>> begin INPUT RECORDS
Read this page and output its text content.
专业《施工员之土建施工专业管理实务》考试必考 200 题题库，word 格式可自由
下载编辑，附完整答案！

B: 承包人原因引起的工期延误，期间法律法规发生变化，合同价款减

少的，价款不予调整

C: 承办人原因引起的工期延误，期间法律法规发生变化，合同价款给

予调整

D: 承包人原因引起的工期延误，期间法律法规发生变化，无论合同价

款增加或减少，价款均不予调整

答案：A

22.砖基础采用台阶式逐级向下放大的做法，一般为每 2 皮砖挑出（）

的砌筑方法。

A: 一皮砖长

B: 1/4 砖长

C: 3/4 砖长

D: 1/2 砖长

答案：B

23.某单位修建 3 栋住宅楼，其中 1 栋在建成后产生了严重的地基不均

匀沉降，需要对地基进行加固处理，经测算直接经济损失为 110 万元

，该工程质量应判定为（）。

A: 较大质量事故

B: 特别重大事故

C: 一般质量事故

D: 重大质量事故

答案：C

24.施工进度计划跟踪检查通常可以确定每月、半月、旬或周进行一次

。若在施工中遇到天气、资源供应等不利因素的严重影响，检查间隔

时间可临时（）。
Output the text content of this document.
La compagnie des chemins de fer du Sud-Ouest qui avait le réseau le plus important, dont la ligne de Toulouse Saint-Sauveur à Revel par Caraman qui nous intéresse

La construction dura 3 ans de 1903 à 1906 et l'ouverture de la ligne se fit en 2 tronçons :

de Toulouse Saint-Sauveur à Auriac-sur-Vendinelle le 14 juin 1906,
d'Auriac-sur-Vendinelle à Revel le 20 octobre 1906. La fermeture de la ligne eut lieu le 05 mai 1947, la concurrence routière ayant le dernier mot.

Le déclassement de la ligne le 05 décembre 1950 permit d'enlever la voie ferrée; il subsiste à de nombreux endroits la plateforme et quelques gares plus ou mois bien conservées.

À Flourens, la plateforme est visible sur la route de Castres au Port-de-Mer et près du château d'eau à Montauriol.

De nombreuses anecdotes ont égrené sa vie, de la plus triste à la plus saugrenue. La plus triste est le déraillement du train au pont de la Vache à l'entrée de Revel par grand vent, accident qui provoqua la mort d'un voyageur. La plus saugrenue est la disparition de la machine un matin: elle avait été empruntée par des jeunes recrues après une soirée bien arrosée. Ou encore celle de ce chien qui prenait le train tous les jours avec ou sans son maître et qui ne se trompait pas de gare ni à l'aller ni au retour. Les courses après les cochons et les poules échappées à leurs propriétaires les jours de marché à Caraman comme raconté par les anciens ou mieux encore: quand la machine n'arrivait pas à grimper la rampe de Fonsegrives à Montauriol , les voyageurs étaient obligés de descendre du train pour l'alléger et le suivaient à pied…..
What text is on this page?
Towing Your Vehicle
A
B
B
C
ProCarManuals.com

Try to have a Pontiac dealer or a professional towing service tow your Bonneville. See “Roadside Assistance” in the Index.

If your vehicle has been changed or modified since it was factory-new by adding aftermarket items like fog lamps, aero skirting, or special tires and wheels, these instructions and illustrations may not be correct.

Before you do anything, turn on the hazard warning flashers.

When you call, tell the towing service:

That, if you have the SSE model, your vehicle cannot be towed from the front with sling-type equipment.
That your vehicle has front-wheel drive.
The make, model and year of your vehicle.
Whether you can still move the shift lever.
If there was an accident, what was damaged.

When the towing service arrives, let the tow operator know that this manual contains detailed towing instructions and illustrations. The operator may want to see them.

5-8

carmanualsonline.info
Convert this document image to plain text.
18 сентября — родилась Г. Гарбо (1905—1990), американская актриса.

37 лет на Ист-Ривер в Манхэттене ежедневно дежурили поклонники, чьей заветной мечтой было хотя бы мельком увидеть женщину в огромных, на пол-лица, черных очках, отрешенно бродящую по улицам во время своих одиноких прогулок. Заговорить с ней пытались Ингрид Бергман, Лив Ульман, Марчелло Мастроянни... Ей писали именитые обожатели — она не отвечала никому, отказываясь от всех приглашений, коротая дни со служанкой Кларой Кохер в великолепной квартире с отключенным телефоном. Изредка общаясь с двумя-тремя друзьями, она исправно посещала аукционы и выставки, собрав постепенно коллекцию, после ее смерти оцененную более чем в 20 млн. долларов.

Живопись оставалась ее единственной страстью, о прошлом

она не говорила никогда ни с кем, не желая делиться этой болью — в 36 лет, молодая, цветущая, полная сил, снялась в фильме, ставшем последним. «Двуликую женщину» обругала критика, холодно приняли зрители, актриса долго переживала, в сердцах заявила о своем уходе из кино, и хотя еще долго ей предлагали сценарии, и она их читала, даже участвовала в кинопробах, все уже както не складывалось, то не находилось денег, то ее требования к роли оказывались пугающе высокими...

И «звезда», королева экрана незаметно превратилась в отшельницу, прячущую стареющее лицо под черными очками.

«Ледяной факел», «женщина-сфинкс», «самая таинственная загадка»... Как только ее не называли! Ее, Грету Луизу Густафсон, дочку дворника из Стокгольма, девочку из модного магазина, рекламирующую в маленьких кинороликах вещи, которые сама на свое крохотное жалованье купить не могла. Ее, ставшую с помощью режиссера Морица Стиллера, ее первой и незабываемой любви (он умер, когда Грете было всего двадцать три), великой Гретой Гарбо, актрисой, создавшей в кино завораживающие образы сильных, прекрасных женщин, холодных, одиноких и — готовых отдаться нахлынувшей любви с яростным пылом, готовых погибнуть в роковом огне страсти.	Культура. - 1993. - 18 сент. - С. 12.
>> end INPUT RECORDS
Faithfully transcribe the whole of the data.

__EXERCISE RESULT__
Read this page and output its text content.
专业《施工员之土建施工专业管理实务》考试必考 200 题题库，word 格式可自由
下载编辑，附完整答案！

B: 承包人原因引起的工期延误，期间法律法规发生变化，合同价款减

少的，价款不予调整

C: 承办人原因引起的工期延误，期间法律法规发生变化，合同价款给

予调整

D: 承包人原因引起的工期延误，期间法律法规发生变化，无论合同价

款增加或减少，价款均不予调整

答案：A

22.砖基础采用台阶式逐级向下放大的做法，一般为每 2 皮砖挑出（）

的砌筑方法。

A: 一皮砖长

B: 1/4 砖长

C: 3/4 砖长

D: 1/2 砖长

答案：B

23.某单位修建 3 栋住宅楼，其中 1 栋在建成后产生了严重的地基不均

匀沉降，需要对地基进行加固处理，经测算直接经济损失为 110 万元

，该工程质量应判定为（）。

A: 较大质量事故

B: 特别重大事故

C: 一般质量事故

D: 重大质量事故

答案：C

24.施工进度计划跟踪检查通常可以确定每月、半月、旬或周进行一次

。若在施工中遇到天气、资源供应等不利因素的严重影响，检查间隔

时间可临时（）。
Output the text content of this document.
La compagnie des chemins de fer du Sud-Ouest qui avait le réseau le plus important, dont la ligne de Toulouse Saint-Sauveur à Revel par Caraman qui nous intéresse

La construction dura 3 ans de 1903 à 1906 et l'ouverture de la ligne se fit en 2 tronçons :

de Toulouse Saint-Sauveur à Auriac-sur-Vendinelle le 14 juin 1906,
d'Auriac-sur-Vendinelle à Revel le 20 octobre 1906. La fermeture de la ligne eut lieu le 05 mai 1947, la concurrence routière ayant le dernier mot.

Le déclassement de la ligne le 05 décembre 1950 permit d'enlever la voie ferrée; il subsiste à de nombreux endroits la plateforme et quelques gares plus ou mois bien conservées.

À Flourens, la plateforme est visible sur la route de Castres au Port-de-Mer et près du château d'eau à Montauriol.

De nombreuses anecdotes ont égrené sa vie, de la plus triste à la plus saugrenue. La plus triste est le déraillement du train au pont de la Vache à l'entrée de Revel par grand vent, accident qui provoqua la mort d'un voyageur. La plus saugrenue est la disparition de la machine un matin: elle avait été empruntée par des jeunes recrues après une soirée bien arrosée. Ou encore celle de ce chien qui prenait le train tous les jours avec ou sans son maître et qui ne se trompait pas de gare ni à l'aller ni au retour. Les courses après les cochons et les poules échappées à leurs propriétaires les jours de marché à Caraman comme raconté par les anciens ou mieux encore: quand la machine n'arrivait pas à grimper la rampe de Fonsegrives à Montauriol , les voyageurs étaient obligés de descendre du train pour l'alléger et le suivaient à pied…..
What text is on this page?
Towing Your Vehicle
A
B
B
C
ProCarManuals.com

Try to have a Pontiac dealer or a professional towing service tow your Bonneville. See “Roadside Assistance” in the Index.

If your vehicle has been changed or modified since it was factory-new by adding aftermarket items like fog lamps, aero skirting, or special tires and wheels, these instructions and illustrations may not be correct.

Before you do anything, turn on the hazard warning flashers.

When you call, tell the towing service:

That, if you have the SSE model, your vehicle cannot be towed from the front with sling-type equipment.
That your vehicle has front-wheel drive.
The make, model and year of your vehicle.
Whether you can still move the shift lever.
If there was an accident, what was damaged.

When the towing service arrives, let the tow operator know that this manual contains detailed towing instructions and illustrations. The operator may want to see them.

5-8

carmanualsonline.info
Convert this document image to plain text.
18 сентября — родилась Г. Гарбо (1905—1990), американская актриса.

37 лет на Ист-Ривер в Манхэттене ежедневно дежурили поклонники, чьей заветной мечтой было хотя бы мельком увидеть женщину в огромных, на пол-лица, черных очках, отрешенно бродящую по улицам во время своих одиноких прогулок. Заговорить с ней пытались Ингрид Бергман, Лив Ульман, Марчелло Мастроянни... Ей писали именитые обожатели — она не отвечала никому, отказываясь от всех приглашений, коротая дни со служанкой Кларой Кохер в великолепной квартире с отключенным телефоном. Изредка общаясь с двумя-тремя друзьями, она исправно посещала аукционы и выставки, собрав постепенно коллекцию, после ее смерти оцененную более чем в 20 млн. долларов.

Живопись оставалась ее единственной страстью, о прошлом

она не говорила никогда ни с кем, не желая делиться этой болью — в 36 лет, молодая, цветущая, полная сил, снялась в фильме, ставшем последним. «Двуликую женщину» обругала критика, холодно приняли зрители, актриса долго переживала, в сердцах заявила о своем уходе из кино, и хотя еще долго ей предлагали сценарии, и она их читала, даже участвовала в кинопробах, все уже както не складывалось, то не находилось денег, то ее требования к роли оказывались пугающе высокими...

И «звезда», королева экрана незаметно превратилась в отшельницу, прячущую стареющее лицо под черными очками.

«Ледяной факел», «женщина-сфинкс», «самая таинственная загадка»... Как только ее не называли! Ее, Грету Луизу Густафсон, дочку дворника из Стокгольма, девочку из модного магазина, рекламирующую в маленьких кинороликах вещи, которые сама на свое крохотное жалованье купить не могла. Ее, ставшую с помощью режиссера Морица Стиллера, ее первой и незабываемой любви (он умер, когда Грете было всего двадцать три), великой Гретой Гарбо, актрисой, создавшей в кино завораживающие образы сильных, прекрасных женщин, холодных, одиноких и — готовых отдаться нахлынувшей любви с яростным пылом, готовых погибнуть в роковом огне страсти.	Культура. - 1993. - 18 сент. - С. 12.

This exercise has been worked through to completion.